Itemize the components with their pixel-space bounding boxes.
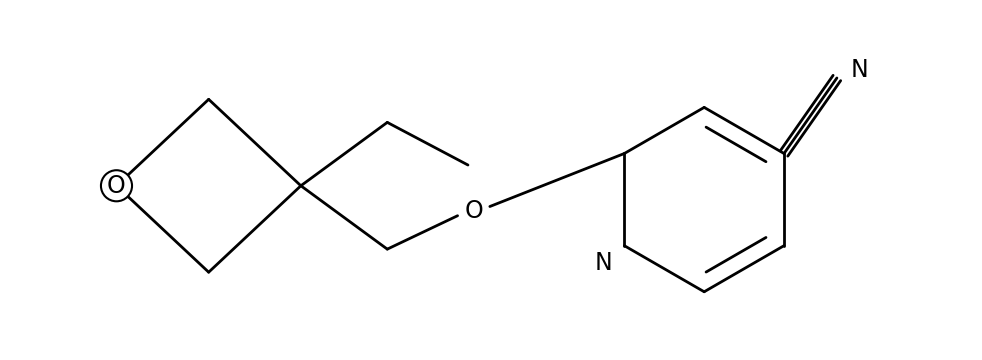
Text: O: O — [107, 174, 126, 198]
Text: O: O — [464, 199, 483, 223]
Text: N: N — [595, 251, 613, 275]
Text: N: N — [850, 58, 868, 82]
┄┄┄┄┄┄
Given task —
Copy the listing above verbatim, reproducing every line with its characters and punctuation unchanged, but omit the picture.

Exercise answer —
Itemize the components with their pixel-space bounding boxes.
Text: O: O — [107, 174, 126, 198]
Text: O: O — [464, 199, 483, 223]
Text: N: N — [595, 251, 613, 275]
Text: N: N — [850, 58, 868, 82]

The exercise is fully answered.